DIRECTIVE: Output each entry verbatim and exclude every picture from it.

EXCERPTED RECORDS:
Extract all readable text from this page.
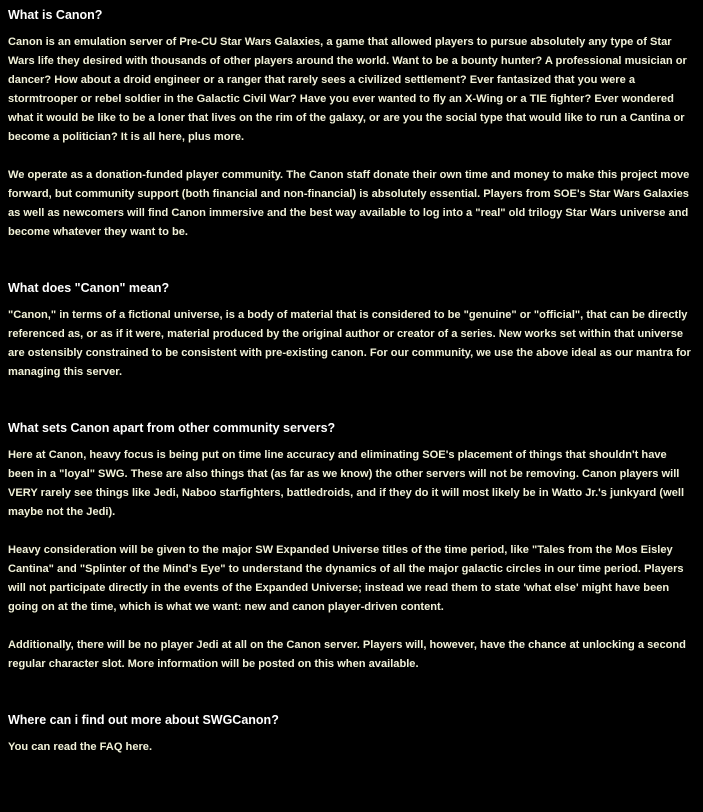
What is Canon?

Canon is an emulation server of Pre-CU Star Wars Galaxies, a game that allowed players to pursue absolutely any type of Star Wars life they desired with thousands of other players around the world. Want to be a bounty hunter? A professional musician or dancer? How about a droid engineer or a ranger that rarely sees a civilized settlement? Ever fantasized that you were a stormtrooper or rebel soldier in the Galactic Civil War? Have you ever wanted to fly an X-Wing or a TIE fighter? Ever wondered what it would be like to be a loner that lives on the rim of the galaxy, or are you the social type that would like to run a Cantina or become a politician? It is all here, plus more.

We operate as a donation-funded player community. The Canon staff donate their own time and money to make this project move forward, but community support (both financial and non-financial) is absolutely essential. Players from SOE's Star Wars Galaxies as well as newcomers will find Canon immersive and the best way available to log into a "real" old trilogy Star Wars universe and become whatever they want to be.

What does "Canon" mean?

"Canon," in terms of a fictional universe, is a body of material that is considered to be "genuine" or "official", that can be directly referenced as, or as if it were, material produced by the original author or creator of a series. New works set within that universe are ostensibly constrained to be consistent with pre-existing canon. For our community, we use the above ideal as our mantra for managing this server.

What sets Canon apart from other community servers?

Here at Canon, heavy focus is being put on time line accuracy and eliminating SOE's placement of things that shouldn't have been in a "loyal" SWG. These are also things that (as far as we know) the other servers will not be removing. Canon players will VERY rarely see things like Jedi, Naboo starfighters, battledroids, and if they do it will most likely be in Watto Jr.'s junkyard (well maybe not the Jedi).

Heavy consideration will be given to the major SW Expanded Universe titles of the time period, like "Tales from the Mos Eisley Cantina" and "Splinter of the Mind's Eye" to understand the dynamics of all the major galactic circles in our time period. Players will not participate directly in the events of the Expanded Universe; instead we read them to state 'what else' might have been going on at the time, which is what we want: new and canon player-driven content.

Additionally, there will be no player Jedi at all on the Canon server. Players will, however, have the chance at unlocking a second regular character slot. More information will be posted on this when available.

Where can i find out more about SWGCanon?

You can read the FAQ here.
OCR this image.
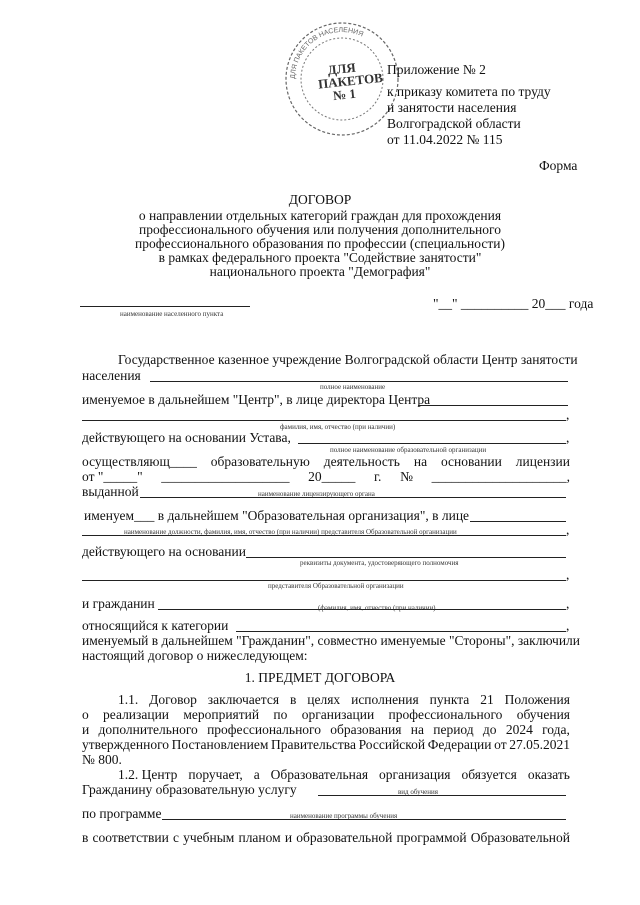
ДЛЯ ПАКЕТОВ НАСЕЛЕНИЯ
ДЛЯ ПАКЕТОВ № 1
Приложение № 2
к приказу комитета по труду
и занятости населения
Волгоградской области
от 11.04.2022 № 115
Форма
ДОГОВОР
о направлении отдельных категорий граждан для прохождения
профессионального обучения или получения дополнительного
профессионального образования по профессии (специальности)
в рамках федерального проекта "Содействие занятости"
национального проекта "Демография"
наименование населенного пункта
"__" __________ 20___ года
Государственное казенное учреждение Волгоградской области Центр занятости
населения
полное наименование
именуемое в дальнейшем "Центр", в лице директора Центра
,
фамилия, имя, отчество (при наличии)
действующего на основании Устава,	,
полное наименование образовательной организации
осуществляющ____ образовательную деятельность на основании лицензии
от "_____" ___________________ 20_____ г. № ____________________,
выданной	наименование лицензирующего органа
именуем___ в дальнейшем "Образовательная организация", в лице
,
наименование должности, фамилия, имя, отчество (при наличии) представителя Образовательной организации
действующего на основании
реквизиты документа, удостоверяющего полномочия
,
представителя Образовательной организации
и гражданин	,
(фамилия, имя, отчество (при наличии)
относящийся к категории	,
именуемый в дальнейшем "Гражданин", совместно именуемые "Стороны", заключили
настоящий договор о нижеследующем:
1. ПРЕДМЕТ ДОГОВОРА
1.1. Договор заключается в целях исполнения пункта 21 Положения
о реализации мероприятий по организации профессионального обучения
и дополнительного профессионального образования на период до 2024 года,
утвержденного Постановлением Правительства Российской Федерации от 27.05.2021
№ 800.
1.2. Центр поручает, а Образовательная организация обязуется оказать
Гражданину образовательную услугу	вид обучения
по программе	наименование программы обучения
в соответствии с учебным планом и образовательной программой Образовательной
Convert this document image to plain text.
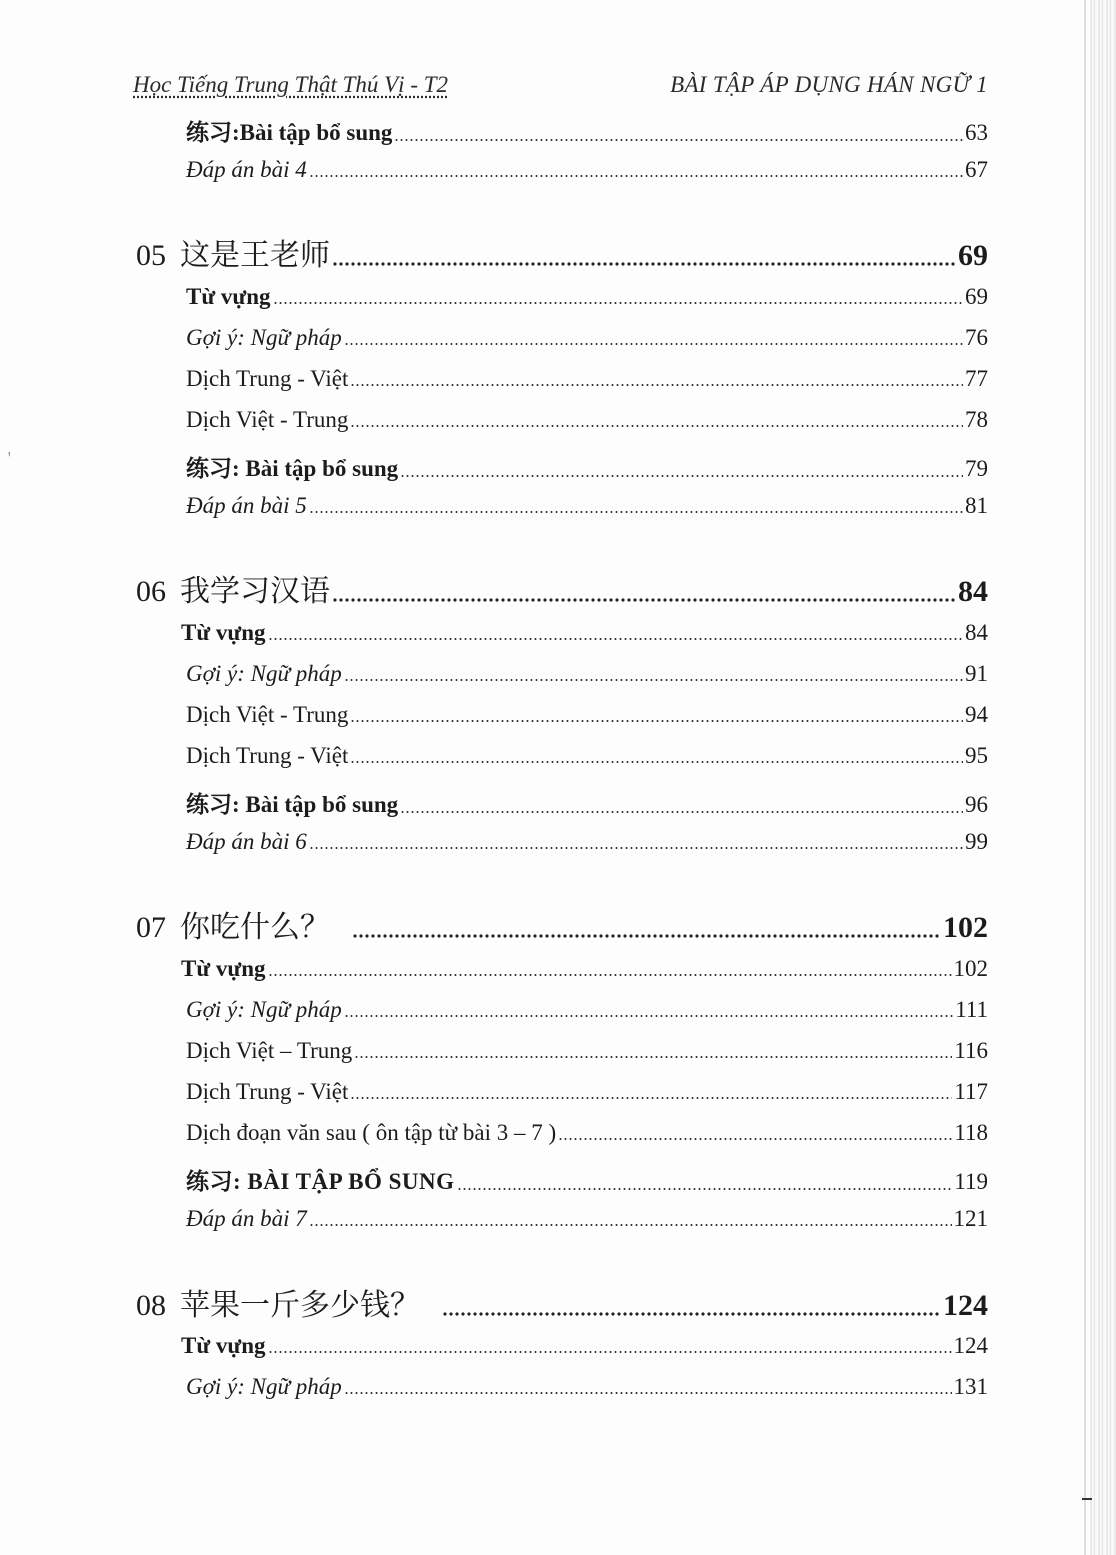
ꞌ
Học Tiếng Trung Thật Thú Vị - T2	BÀI TẬP ÁP DỤNG HÁN NGỮ 1
练习:Bài tập bổ sung	63
Đáp án bài 4	67
05 这是王老师	69
Từ vựng	69
Gợi ý: Ngữ pháp	76
Dịch Trung - Việt	77
Dịch Việt - Trung	78
练习: Bài tập bổ sung	79
Đáp án bài 5	81
06 我学习汉语	84
Từ vựng	84
Gợi ý: Ngữ pháp	91
Dịch Việt - Trung	94
Dịch Trung - Việt	95
练习: Bài tập bổ sung	96
Đáp án bài 6	99
07 你吃什么？	102
Từ vựng	102
Gợi ý: Ngữ pháp	111
Dịch Việt – Trung	116
Dịch Trung - Việt	117
Dịch đoạn văn sau ( ôn tập từ bài 3 – 7 )	118
练习: BÀI TẬP BỔ SUNG	119
Đáp án bài 7	121
08 苹果一斤多少钱？	124
Từ vựng	124
Gợi ý: Ngữ pháp	131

THE SOLUTION:
Extract all readable text from this page.
What is Canon?

Canon is an emulation server of Pre-CU Star Wars Galaxies, a game that allowed players to pursue absolutely any type of Star Wars life they desired with thousands of other players around the world. Want to be a bounty hunter? A professional musician or dancer? How about a droid engineer or a ranger that rarely sees a civilized settlement? Ever fantasized that you were a stormtrooper or rebel soldier in the Galactic Civil War? Have you ever wanted to fly an X-Wing or a TIE fighter? Ever wondered what it would be like to be a loner that lives on the rim of the galaxy, or are you the social type that would like to run a Cantina or become a politician? It is all here, plus more.

We operate as a donation-funded player community. The Canon staff donate their own time and money to make this project move forward, but community support (both financial and non-financial) is absolutely essential. Players from SOE's Star Wars Galaxies as well as newcomers will find Canon immersive and the best way available to log into a "real" old trilogy Star Wars universe and become whatever they want to be.

What does "Canon" mean?

"Canon," in terms of a fictional universe, is a body of material that is considered to be "genuine" or "official", that can be directly referenced as, or as if it were, material produced by the original author or creator of a series. New works set within that universe are ostensibly constrained to be consistent with pre-existing canon. For our community, we use the above ideal as our mantra for managing this server.

What sets Canon apart from other community servers?

Here at Canon, heavy focus is being put on time line accuracy and eliminating SOE's placement of things that shouldn't have been in a "loyal" SWG. These are also things that (as far as we know) the other servers will not be removing. Canon players will VERY rarely see things like Jedi, Naboo starfighters, battledroids, and if they do it will most likely be in Watto Jr.'s junkyard (well maybe not the Jedi).

Heavy consideration will be given to the major SW Expanded Universe titles of the time period, like "Tales from the Mos Eisley Cantina" and "Splinter of the Mind's Eye" to understand the dynamics of all the major galactic circles in our time period. Players will not participate directly in the events of the Expanded Universe; instead we read them to state 'what else' might have been going on at the time, which is what we want: new and canon player-driven content.

Additionally, there will be no player Jedi at all on the Canon server. Players will, however, have the chance at unlocking a second regular character slot. More information will be posted on this when available.

Where can i find out more about SWGCanon?

You can read the FAQ here.
OCR this image.
ДЛЯ ПАКЕТОВ НАСЕЛЕНИЯ
ДЛЯ ПАКЕТОВ № 1
Приложение № 2
к приказу комитета по труду
и занятости населения
Волгоградской области
от 11.04.2022 № 115
Форма
ДОГОВОР
о направлении отдельных категорий граждан для прохождения
профессионального обучения или получения дополнительного
профессионального образования по профессии (специальности)
в рамках федерального проекта "Содействие занятости"
национального проекта "Демография"
наименование населенного пункта
"__" __________ 20___ года
Государственное казенное учреждение Волгоградской области Центр занятости
населения
полное наименование
именуемое в дальнейшем "Центр", в лице директора Центра
,
фамилия, имя, отчество (при наличии)
действующего на основании Устава,	,
полное наименование образовательной организации
осуществляющ____ образовательную деятельность на основании лицензии
от "_____" ___________________ 20_____ г. № ____________________,
выданной	наименование лицензирующего органа
именуем___ в дальнейшем "Образовательная организация", в лице
,
наименование должности, фамилия, имя, отчество (при наличии) представителя Образовательной организации
действующего на основании
реквизиты документа, удостоверяющего полномочия
,
представителя Образовательной организации
и гражданин	,
(фамилия, имя, отчество (при наличии)
относящийся к категории	,
именуемый в дальнейшем "Гражданин", совместно именуемые "Стороны", заключили
настоящий договор о нижеследующем:
1. ПРЕДМЕТ ДОГОВОРА
1.1. Договор заключается в целях исполнения пункта 21 Положения
о реализации мероприятий по организации профессионального обучения
и дополнительного профессионального образования на период до 2024 года,
утвержденного Постановлением Правительства Российской Федерации от 27.05.2021
№ 800.
1.2. Центр поручает, а Образовательная организация обязуется оказать
Гражданину образовательную услугу	вид обучения
по программе	наименование программы обучения
в соответствии с учебным планом и образовательной программой Образовательной
Convert this document image to plain text.
ꞌ
Học Tiếng Trung Thật Thú Vị - T2	BÀI TẬP ÁP DỤNG HÁN NGỮ 1
练习:Bài tập bổ sung	63
Đáp án bài 4	67
05 这是王老师	69
Từ vựng	69
Gợi ý: Ngữ pháp	76
Dịch Trung - Việt	77
Dịch Việt - Trung	78
练习: Bài tập bổ sung	79
Đáp án bài 5	81
06 我学习汉语	84
Từ vựng	84
Gợi ý: Ngữ pháp	91
Dịch Việt - Trung	94
Dịch Trung - Việt	95
练习: Bài tập bổ sung	96
Đáp án bài 6	99
07 你吃什么？	102
Từ vựng	102
Gợi ý: Ngữ pháp	111
Dịch Việt – Trung	116
Dịch Trung - Việt	117
Dịch đoạn văn sau ( ôn tập từ bài 3 – 7 )	118
练习: BÀI TẬP BỔ SUNG	119
Đáp án bài 7	121
08 苹果一斤多少钱？	124
Từ vựng	124
Gợi ý: Ngữ pháp	131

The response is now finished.